Repeat the material below word for word and leave out all pictures.

(Stored dataset items)

=====

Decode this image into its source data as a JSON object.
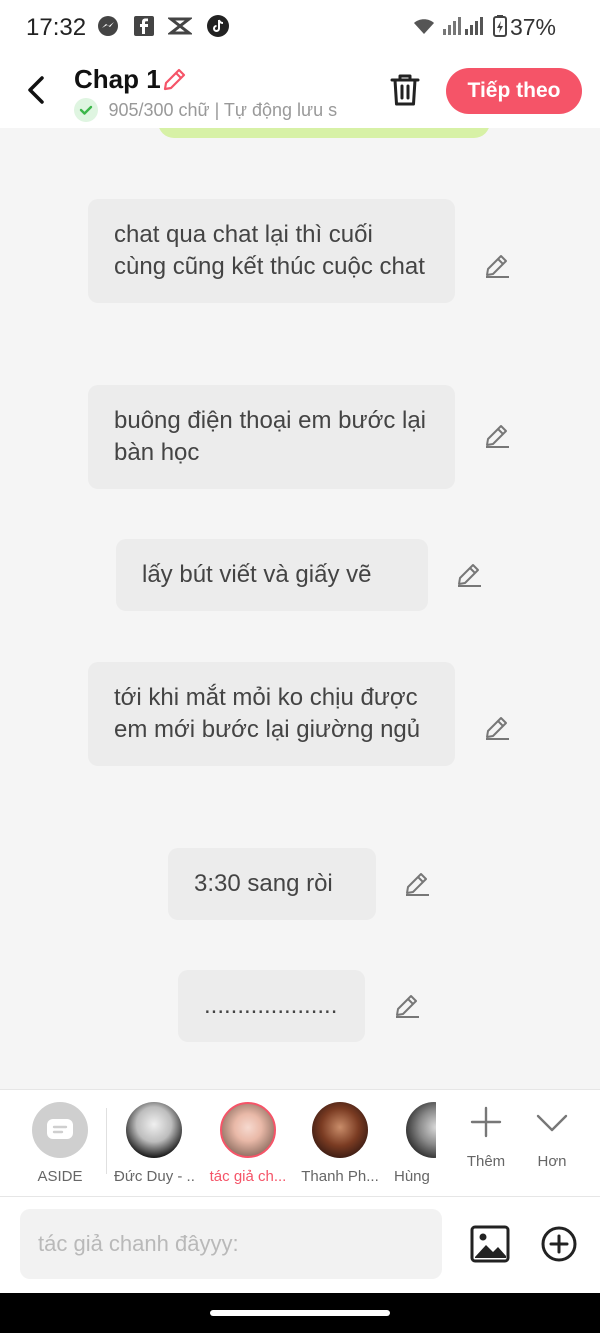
{
  "status_bar": {
    "time": "17:32",
    "battery": "37%",
    "icons": [
      "messenger-icon",
      "facebook-icon",
      "capcut-icon",
      "tiktok-icon",
      "wifi-icon",
      "signal-icon",
      "signal-icon",
      "battery-icon"
    ]
  },
  "header": {
    "title": "Chap 1",
    "subtitle": "905/300 chữ | Tự động lưu s",
    "next_label": "Tiếp theo",
    "accent": "#f55468"
  },
  "messages": [
    {
      "text": "chat qua chat lại thì cuối cùng cũng kết thúc cuộc chat"
    },
    {
      "text": "buông điện thoại em bước lại bàn học"
    },
    {
      "text": "lấy bút viết và giấy vẽ"
    },
    {
      "text": "tới khi mắt mỏi ko chịu được em mới bước lại giường ngủ"
    },
    {
      "text": "3:30 sang ròi"
    },
    {
      "text": "...................."
    }
  ],
  "characters": [
    {
      "label": "ASIDE"
    },
    {
      "label": "Đức Duy - ..."
    },
    {
      "label": "tác giả ch..."
    },
    {
      "label": "Thanh Ph..."
    },
    {
      "label": "Hùng"
    }
  ],
  "controls": {
    "more_label": "Thêm",
    "collapse_label": "Hơn"
  },
  "input": {
    "placeholder": "tác giả chanh đâyyy:"
  }
}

=====

◆ **Result of this task**
Decode this image into its source data as a JSON object.
{
  "status_bar": {
    "time": "17:32",
    "battery": "37%",
    "icons": [
      "messenger-icon",
      "facebook-icon",
      "capcut-icon",
      "tiktok-icon",
      "wifi-icon",
      "signal-icon",
      "signal-icon",
      "battery-icon"
    ]
  },
  "header": {
    "title": "Chap 1",
    "subtitle": "905/300 chữ | Tự động lưu s",
    "next_label": "Tiếp theo",
    "accent": "#f55468"
  },
  "messages": [
    {
      "text": "chat qua chat lại thì cuối cùng cũng kết thúc cuộc chat"
    },
    {
      "text": "buông điện thoại em bước lại bàn học"
    },
    {
      "text": "lấy bút viết và giấy vẽ"
    },
    {
      "text": "tới khi mắt mỏi ko chịu được em mới bước lại giường ngủ"
    },
    {
      "text": "3:30 sang ròi"
    },
    {
      "text": "...................."
    }
  ],
  "characters": [
    {
      "label": "ASIDE"
    },
    {
      "label": "Đức Duy - ..."
    },
    {
      "label": "tác giả ch..."
    },
    {
      "label": "Thanh Ph..."
    },
    {
      "label": "Hùng"
    }
  ],
  "controls": {
    "more_label": "Thêm",
    "collapse_label": "Hơn"
  },
  "input": {
    "placeholder": "tác giả chanh đâyyy:"
  }
}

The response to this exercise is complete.